# WHAT YOU ARE ASKED TO DO
Return each line of the listing below, unchanged, and omit the images.
─── EXCERPTED RECORDS
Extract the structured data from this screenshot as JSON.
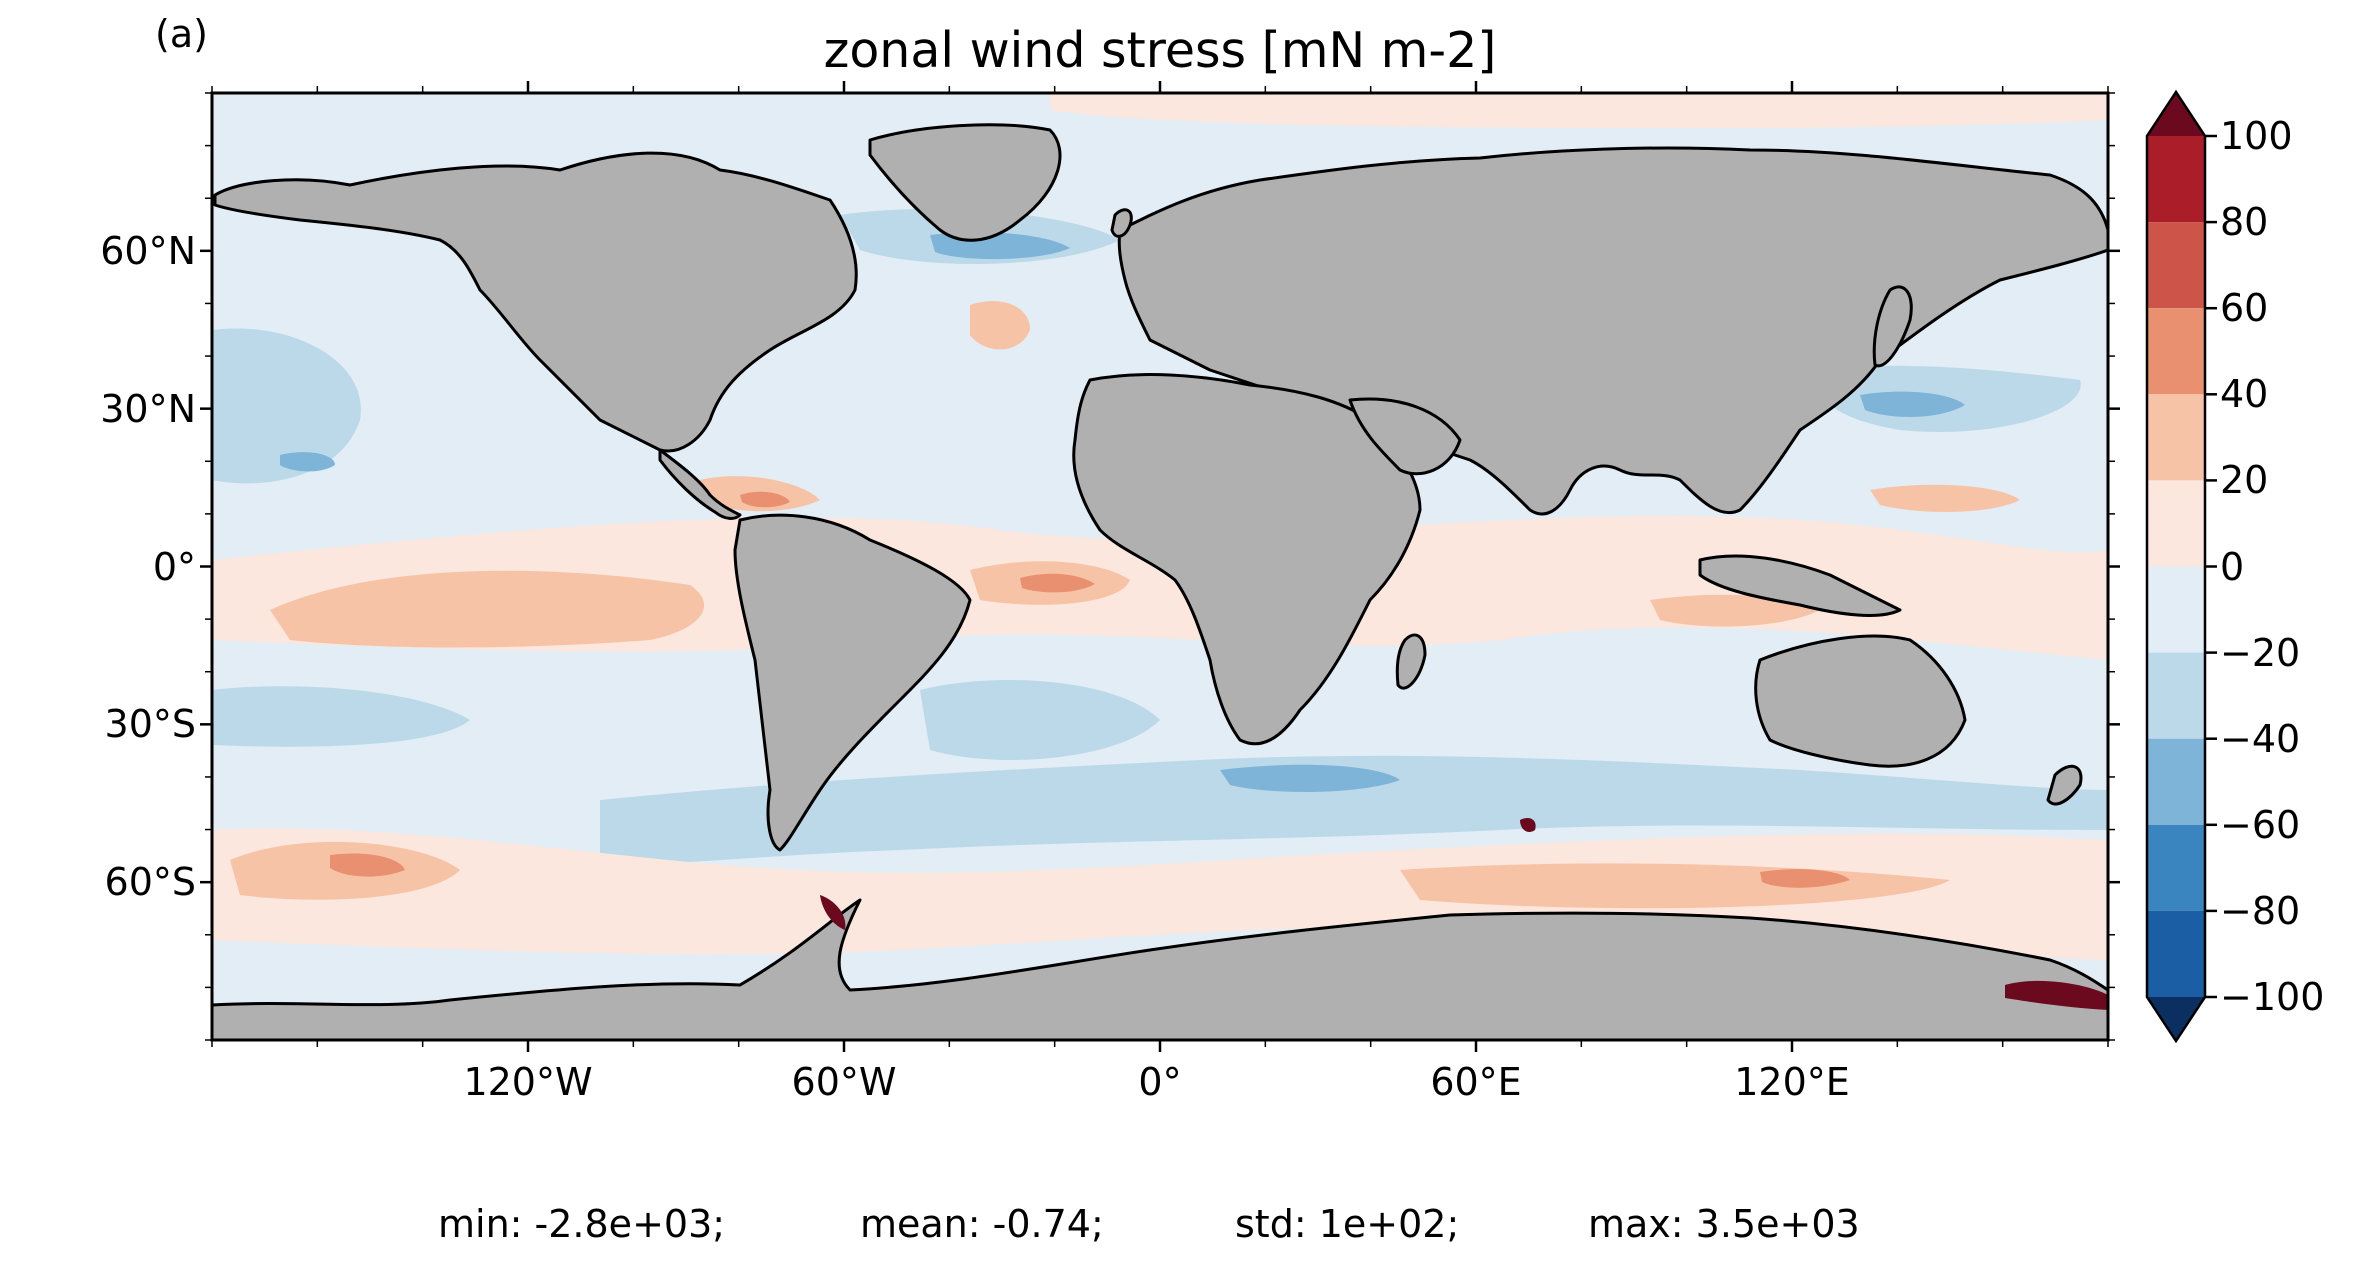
{
  "panel_label": "(a)",
  "title": "zonal wind stress [mN m-2]",
  "colors": {
    "land": "#b0b0b0",
    "coast": "#000000",
    "levels": [
      "#0b2f61",
      "#1c5ea3",
      "#3a85c0",
      "#7eb4d8",
      "#bcd9ea",
      "#e2edf5",
      "#fbe7dd",
      "#f7c3a7",
      "#e8906f",
      "#cc5448",
      "#ac1d2a",
      "#6b0a1e"
    ]
  },
  "map": {
    "lon_ticks": [
      "120°W",
      "60°W",
      "0°",
      "60°E",
      "120°E"
    ],
    "lat_ticks": [
      "60°N",
      "30°N",
      "0°",
      "30°S",
      "60°S"
    ],
    "lon_tick_values": [
      -120,
      -60,
      0,
      60,
      120
    ],
    "lat_tick_values": [
      60,
      30,
      0,
      -30,
      -60
    ],
    "lon_range": [
      -180,
      180
    ],
    "lat_range": [
      -90,
      90
    ]
  },
  "colorbar": {
    "ticks": [
      "100",
      "80",
      "60",
      "40",
      "20",
      "0",
      "−20",
      "−40",
      "−60",
      "−80",
      "−100"
    ],
    "tick_values": [
      100,
      80,
      60,
      40,
      20,
      0,
      -20,
      -40,
      -60,
      -80,
      -100
    ],
    "extend": "both"
  },
  "stats": {
    "min": "min: -2.8e+03;",
    "mean": "mean: -0.74;",
    "std": "std: 1e+02;",
    "max": "max: 3.5e+03"
  }
}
──────
# RESPONSE FOR THIS EXERCISE
Extract the structured data from this screenshot as JSON.
{
  "panel_label": "(a)",
  "title": "zonal wind stress [mN m-2]",
  "colors": {
    "land": "#b0b0b0",
    "coast": "#000000",
    "levels": [
      "#0b2f61",
      "#1c5ea3",
      "#3a85c0",
      "#7eb4d8",
      "#bcd9ea",
      "#e2edf5",
      "#fbe7dd",
      "#f7c3a7",
      "#e8906f",
      "#cc5448",
      "#ac1d2a",
      "#6b0a1e"
    ]
  },
  "map": {
    "lon_ticks": [
      "120°W",
      "60°W",
      "0°",
      "60°E",
      "120°E"
    ],
    "lat_ticks": [
      "60°N",
      "30°N",
      "0°",
      "30°S",
      "60°S"
    ],
    "lon_tick_values": [
      -120,
      -60,
      0,
      60,
      120
    ],
    "lat_tick_values": [
      60,
      30,
      0,
      -30,
      -60
    ],
    "lon_range": [
      -180,
      180
    ],
    "lat_range": [
      -90,
      90
    ]
  },
  "colorbar": {
    "ticks": [
      "100",
      "80",
      "60",
      "40",
      "20",
      "0",
      "−20",
      "−40",
      "−60",
      "−80",
      "−100"
    ],
    "tick_values": [
      100,
      80,
      60,
      40,
      20,
      0,
      -20,
      -40,
      -60,
      -80,
      -100
    ],
    "extend": "both"
  },
  "stats": {
    "min": "min: -2.8e+03;",
    "mean": "mean: -0.74;",
    "std": "std: 1e+02;",
    "max": "max: 3.5e+03"
  }
}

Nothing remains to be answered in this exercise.